## Direction
Reproduce every record below exactly as written, leaving out any pictures.

## Entries supplied
○ ○ ○ ○
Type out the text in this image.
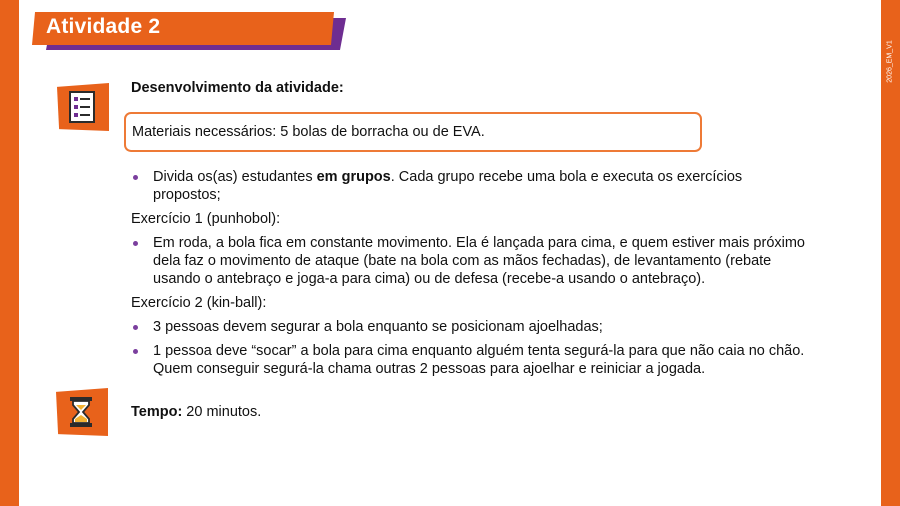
2026_EM_V1
Atividade 2
Desenvolvimento da atividade:
Materiais necessários: 5 bolas de borracha ou de EVA.
Divida os(as) estudantes em grupos. Cada grupo recebe uma bola e executa os exercícios propostos;
Exercício 1 (punhobol):
Em roda, a bola fica em constante movimento. Ela é lançada para cima, e quem estiver mais próximo dela faz o movimento de ataque (bate na bola com as mãos fechadas), de levantamento (rebate usando o antebraço e joga-a para cima) ou de defesa (recebe-a usando o antebraço).
Exercício 2 (kin-ball):
3 pessoas devem segurar a bola enquanto se posicionam ajoelhadas;
1 pessoa deve “socar” a bola para cima enquanto alguém tenta segurá-la para que não caia no chão. Quem conseguir segurá-la chama outras 2 pessoas para ajoelhar e reiniciar a jogada.
Tempo: 20 minutos.
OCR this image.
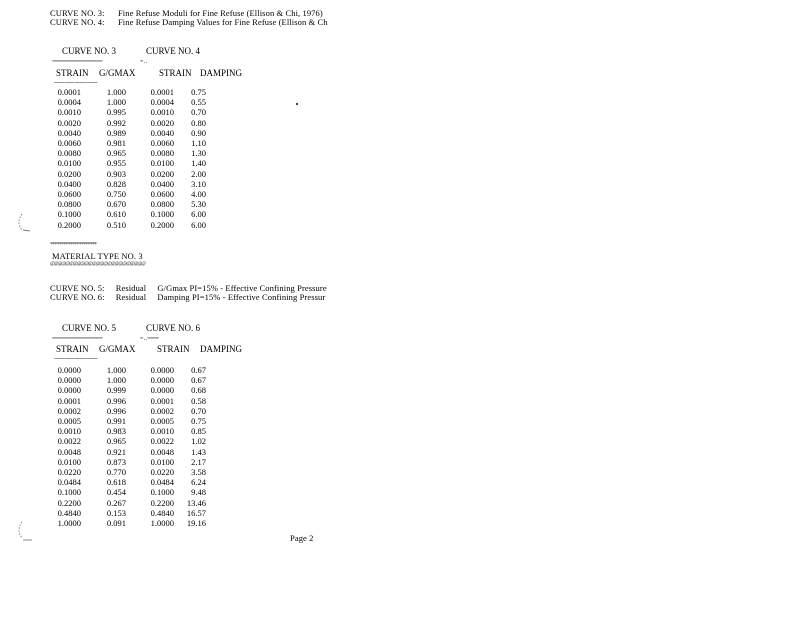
CURVE NO. 3: Fine Refuse Moduli for Fine Refuse (Ellison & Chi, 1976)
CURVE NO. 4: Fine Refuse Damping Values for Fine Refuse (Ellison & Ch
CURVE NO. 3	CURVE NO. 4
==================	= . .
STRAIN G/GMAX	STRAIN DAMPING
-------- -------- --------- ---------
0.0001	1.000	0.0001	0.75
0.0004	1.000	0.0004	0.55
0.0010	0.995	0.0010	0.70
0.0020	0.992	0.0020	0.80
0.0040	0.989	0.0040	0.90
0.0060	0.981	0.0060	1.10
0.0080	0.965	0.0080	1.30
0.0100	0.955	0.0100	1.40
0.0200	0.903	0.0200	2.00
0.0400	0.828	0.0400	3.10
0.0600	0.750	0.0600	4.00
0.0800	0.670	0.0800	5.30
0.1000	0.610	0.1000	6.00
0.2000	0.510	0.2000	6.00
*********************
MATERIAL TYPE NO. 3
@@@@@@@@@@@@@@@@@@@@@@@@@
CURVE NO. 5: Residual G/Gmax PI=15% - Effective Confining Pressure
CURVE NO. 6: Residual Damping PI=15% - Effective Confining Pressur
CURVE NO. 5	CURVE NO. 6
==================	= . . ====
STRAIN G/GMAX STRAIN DAMPING
-------- -------- --------- ---------
0.0000	1.000	0.0000	0.67
0.0000	1.000	0.0000	0.67
0.0000	0.999	0.0000	0.68
0.0001	0.996	0.0001	0.58
0.0002	0.996	0.0002	0.70
0.0005	0.991	0.0005	0.75
0.0010	0.983	0.0010	0.85
0.0022	0.965	0.0022	1.02
0.0048	0.921	0.0048	1.43
0.0100	0.873	0.0100	2.17
0.0220	0.770	0.0220	3.58
0.0484	0.618	0.0484	6.24
0.1000	0.454	0.1000	9.48
0.2200	0.267	0.2200	13.46
0.4840	0.153	0.4840	16.57
1.0000	0.091	1.0000	19.16
Page 2
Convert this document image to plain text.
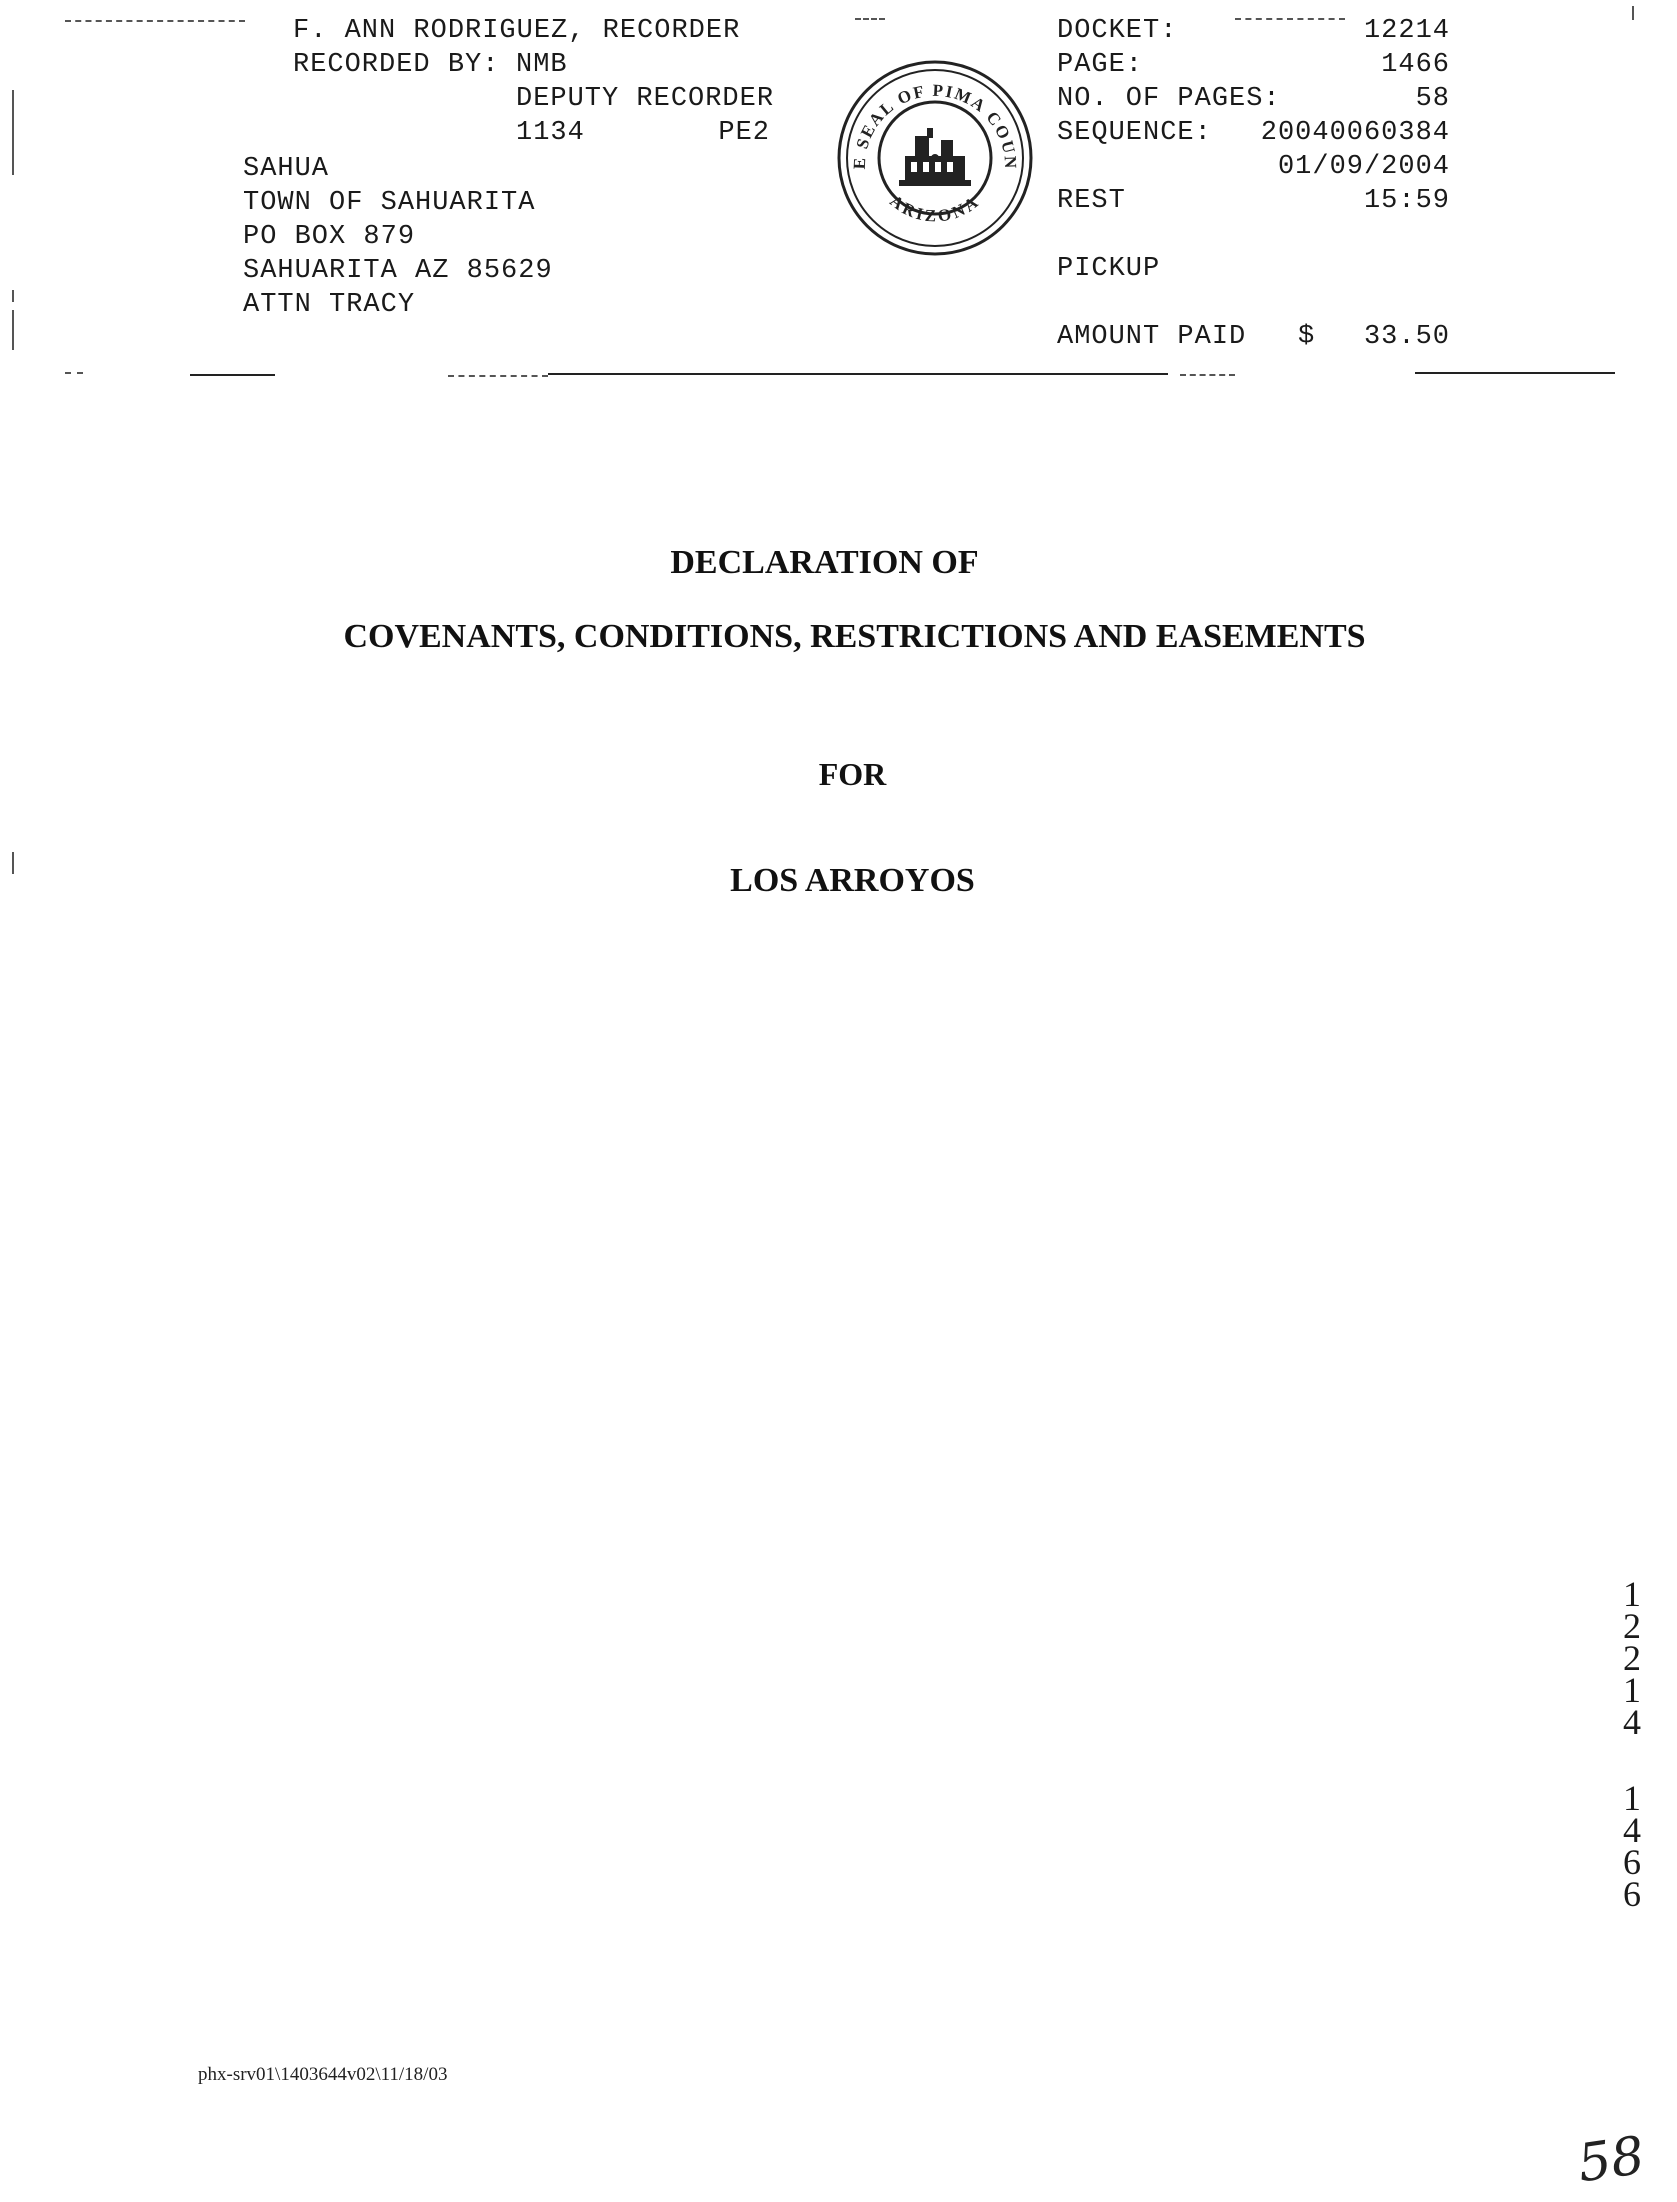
F. ANN RODRIGUEZ, RECORDER
RECORDED BY: NMB
DEPUTY RECORDER
1134	PE2
SAHUA
TOWN OF SAHUARITA
PO BOX 879
SAHUARITA AZ 85629
ATTN TRACY
E SEAL OF PIMA COUN
ARIZONA
DOCKET:
PAGE:
NO. OF PAGES:
SEQUENCE:
REST
PICKUP
AMOUNT PAID $
12214
1466
58
20040060384
01/09/2004
15:59
33.50
DECLARATION OF
COVENANTS, CONDITIONS, RESTRICTIONS AND EASEMENTS
FOR
LOS ARROYOS
1
2
2
1
4
1
4
6
6
phx-srv01\1403644v02\11/18/03
58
○ ○ ○ ○
## Answer to this task
Type out the text in this image.
2026_EM_V1
Atividade 2
Desenvolvimento da atividade:
Materiais necessários: 5 bolas de borracha ou de EVA.
Divida os(as) estudantes em grupos. Cada grupo recebe uma bola e executa os exercícios propostos;
Exercício 1 (punhobol):
Em roda, a bola fica em constante movimento. Ela é lançada para cima, e quem estiver mais próximo dela faz o movimento de ataque (bate na bola com as mãos fechadas), de levantamento (rebate usando o antebraço e joga-a para cima) ou de defesa (recebe-a usando o antebraço).
Exercício 2 (kin-ball):
3 pessoas devem segurar a bola enquanto se posicionam ajoelhadas;
1 pessoa deve “socar” a bola para cima enquanto alguém tenta segurá-la para que não caia no chão. Quem conseguir segurá-la chama outras 2 pessoas para ajoelhar e reiniciar a jogada.
Tempo: 20 minutos.
OCR this image.
CURVE NO. 3: Fine Refuse Moduli for Fine Refuse (Ellison & Chi, 1976)
CURVE NO. 4: Fine Refuse Damping Values for Fine Refuse (Ellison & Ch
CURVE NO. 3	CURVE NO. 4
==================	= . .
STRAIN G/GMAX	STRAIN DAMPING
-------- -------- --------- ---------
0.0001	1.000	0.0001	0.75
0.0004	1.000	0.0004	0.55
0.0010	0.995	0.0010	0.70
0.0020	0.992	0.0020	0.80
0.0040	0.989	0.0040	0.90
0.0060	0.981	0.0060	1.10
0.0080	0.965	0.0080	1.30
0.0100	0.955	0.0100	1.40
0.0200	0.903	0.0200	2.00
0.0400	0.828	0.0400	3.10
0.0600	0.750	0.0600	4.00
0.0800	0.670	0.0800	5.30
0.1000	0.610	0.1000	6.00
0.2000	0.510	0.2000	6.00
*********************
MATERIAL TYPE NO. 3
@@@@@@@@@@@@@@@@@@@@@@@@@
CURVE NO. 5: Residual G/Gmax PI=15% - Effective Confining Pressure
CURVE NO. 6: Residual Damping PI=15% - Effective Confining Pressur
CURVE NO. 5	CURVE NO. 6
==================	= . . ====
STRAIN G/GMAX STRAIN DAMPING
-------- -------- --------- ---------
0.0000	1.000	0.0000	0.67
0.0000	1.000	0.0000	0.67
0.0000	0.999	0.0000	0.68
0.0001	0.996	0.0001	0.58
0.0002	0.996	0.0002	0.70
0.0005	0.991	0.0005	0.75
0.0010	0.983	0.0010	0.85
0.0022	0.965	0.0022	1.02
0.0048	0.921	0.0048	1.43
0.0100	0.873	0.0100	2.17
0.0220	0.770	0.0220	3.58
0.0484	0.618	0.0484	6.24
0.1000	0.454	0.1000	9.48
0.2200	0.267	0.2200	13.46
0.4840	0.153	0.4840	16.57
1.0000	0.091	1.0000	19.16
Page 2
Convert this document image to plain text.
F. ANN RODRIGUEZ, RECORDER
RECORDED BY: NMB
DEPUTY RECORDER
1134	PE2
SAHUA
TOWN OF SAHUARITA
PO BOX 879
SAHUARITA AZ 85629
ATTN TRACY
E SEAL OF PIMA COUN
ARIZONA
DOCKET:
PAGE:
NO. OF PAGES:
SEQUENCE:
REST
PICKUP
AMOUNT PAID $
12214
1466
58
20040060384
01/09/2004
15:59
33.50
DECLARATION OF
COVENANTS, CONDITIONS, RESTRICTIONS AND EASEMENTS
FOR
LOS ARROYOS
1
2
2
1
4
1
4
6
6
phx-srv01\1403644v02\11/18/03
58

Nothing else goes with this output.